DATASET EXTRACT:
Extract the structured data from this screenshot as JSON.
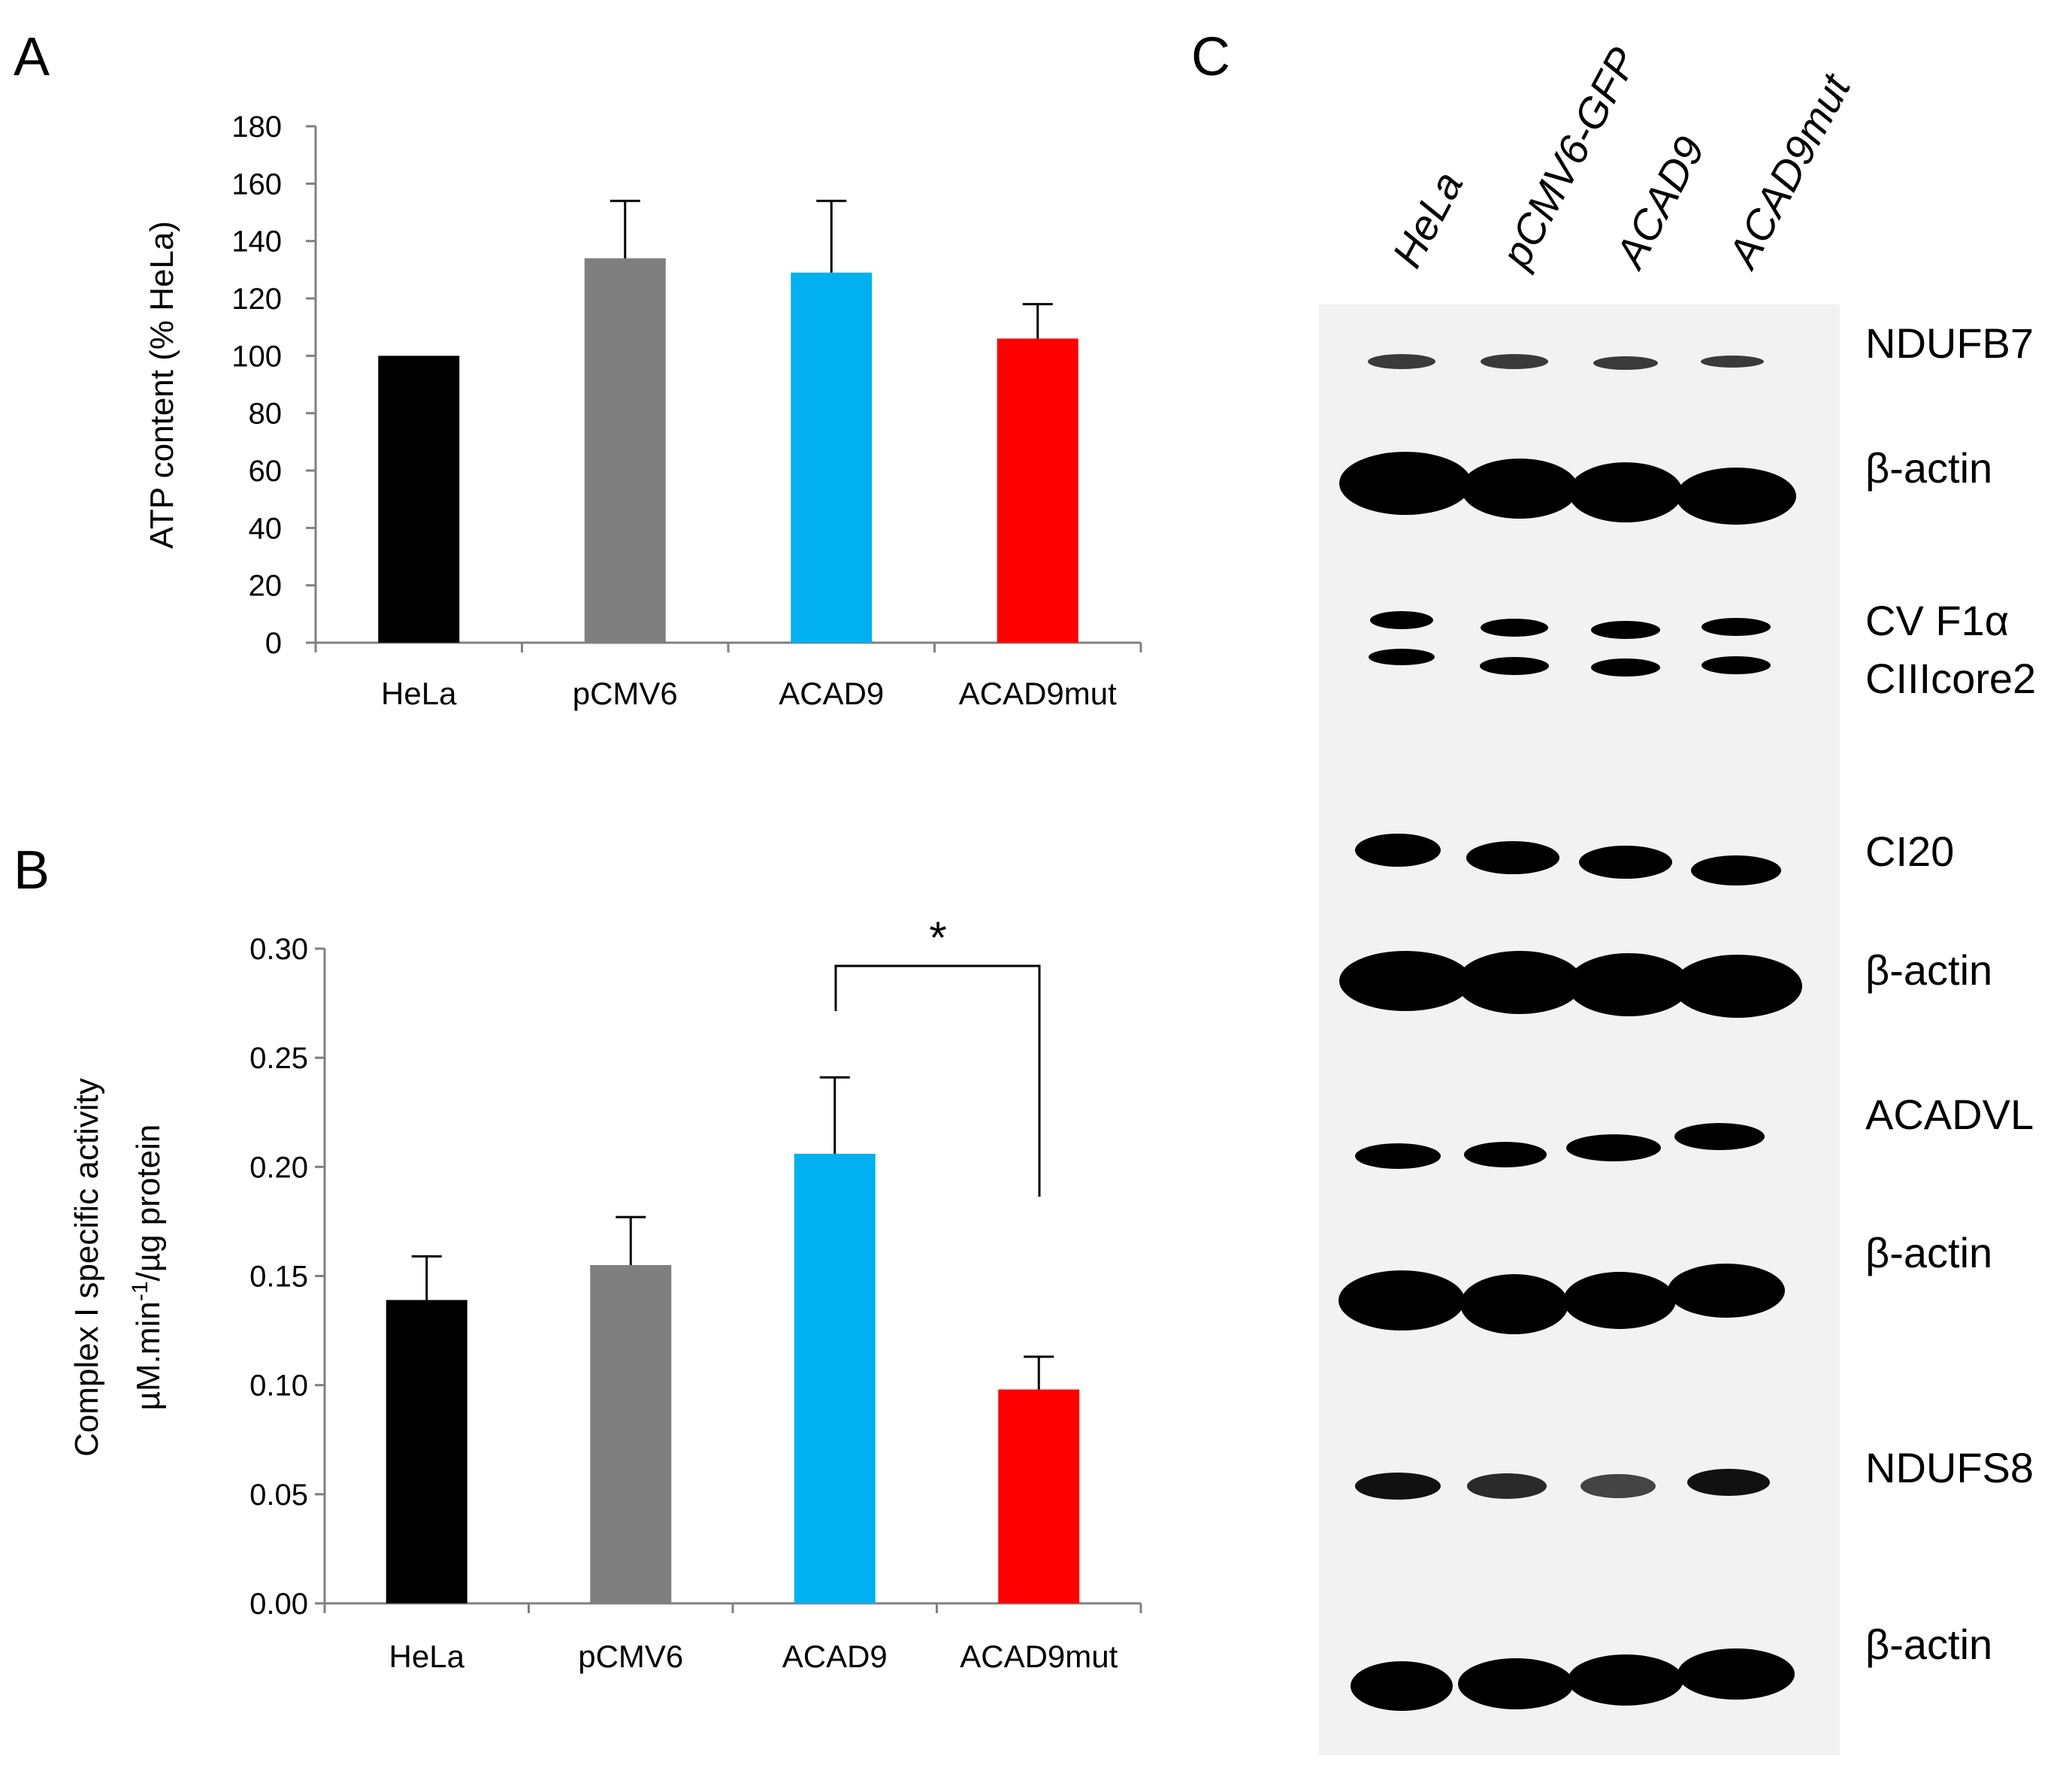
{
  "panels": {
    "a": {
      "letter": "A"
    },
    "b": {
      "letter": "B"
    },
    "c": {
      "letter": "C"
    }
  },
  "chart_data": [
    {
      "panel": "A",
      "type": "bar",
      "ylabel": "ATP content (% HeLa)",
      "xlabel": "",
      "categories": [
        "HeLa",
        "pCMV6",
        "ACAD9",
        "ACAD9mut"
      ],
      "values": [
        100,
        134,
        129,
        106
      ],
      "error": [
        0,
        20,
        25,
        12
      ],
      "colors": [
        "#000000",
        "#7f7f7f",
        "#00b0f0",
        "#ff0000"
      ],
      "ylim": [
        0,
        180
      ],
      "yticks": [
        "0",
        "20",
        "40",
        "60",
        "80",
        "100",
        "120",
        "140",
        "160",
        "180"
      ],
      "ytick_values": [
        0,
        20,
        40,
        60,
        80,
        100,
        120,
        140,
        160,
        180
      ],
      "grid": false
    },
    {
      "panel": "B",
      "type": "bar",
      "ylabel": "Complex I specific activity",
      "ylabel2_pre": "µM.min",
      "ylabel2_sup": "-1",
      "ylabel2_post": "/µg protein",
      "xlabel": "",
      "categories": [
        "HeLa",
        "pCMV6",
        "ACAD9",
        "ACAD9mut"
      ],
      "values": [
        0.139,
        0.155,
        0.206,
        0.098
      ],
      "error": [
        0.02,
        0.022,
        0.035,
        0.015
      ],
      "colors": [
        "#000000",
        "#7f7f7f",
        "#00b0f0",
        "#ff0000"
      ],
      "ylim": [
        0,
        0.3
      ],
      "yticks": [
        "0.00",
        "0.05",
        "0.10",
        "0.15",
        "0.20",
        "0.25",
        "0.30"
      ],
      "ytick_values": [
        0,
        0.05,
        0.1,
        0.15,
        0.2,
        0.25,
        0.3
      ],
      "grid": false,
      "significance": {
        "between": [
          "ACAD9",
          "ACAD9mut"
        ],
        "label": "*"
      }
    }
  ],
  "blot": {
    "lanes": [
      "HeLa",
      "pCMV6-GFP",
      "ACAD9",
      "ACAD9mut"
    ],
    "labels": [
      {
        "text": "NDUFB7"
      },
      {
        "text": "β-actin"
      },
      {
        "text": "CV F1α"
      },
      {
        "text": "CIIIcore2"
      },
      {
        "text": "CI20"
      },
      {
        "text": "β-actin"
      },
      {
        "text": "ACADVL"
      },
      {
        "text": "β-actin"
      },
      {
        "text": "NDUFS8"
      },
      {
        "text": "β-actin"
      }
    ]
  }
}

YOUR GOAL: A copy of each line above that holds the word "text" is the expected answer.

TASK ANSWER:
        "text": "NDUFB7"
        "text": "β-actin"
        "text": "CV F1α"
        "text": "CIIIcore2"
        "text": "CI20"
        "text": "β-actin"
        "text": "ACADVL"
        "text": "β-actin"
        "text": "NDUFS8"
        "text": "β-actin"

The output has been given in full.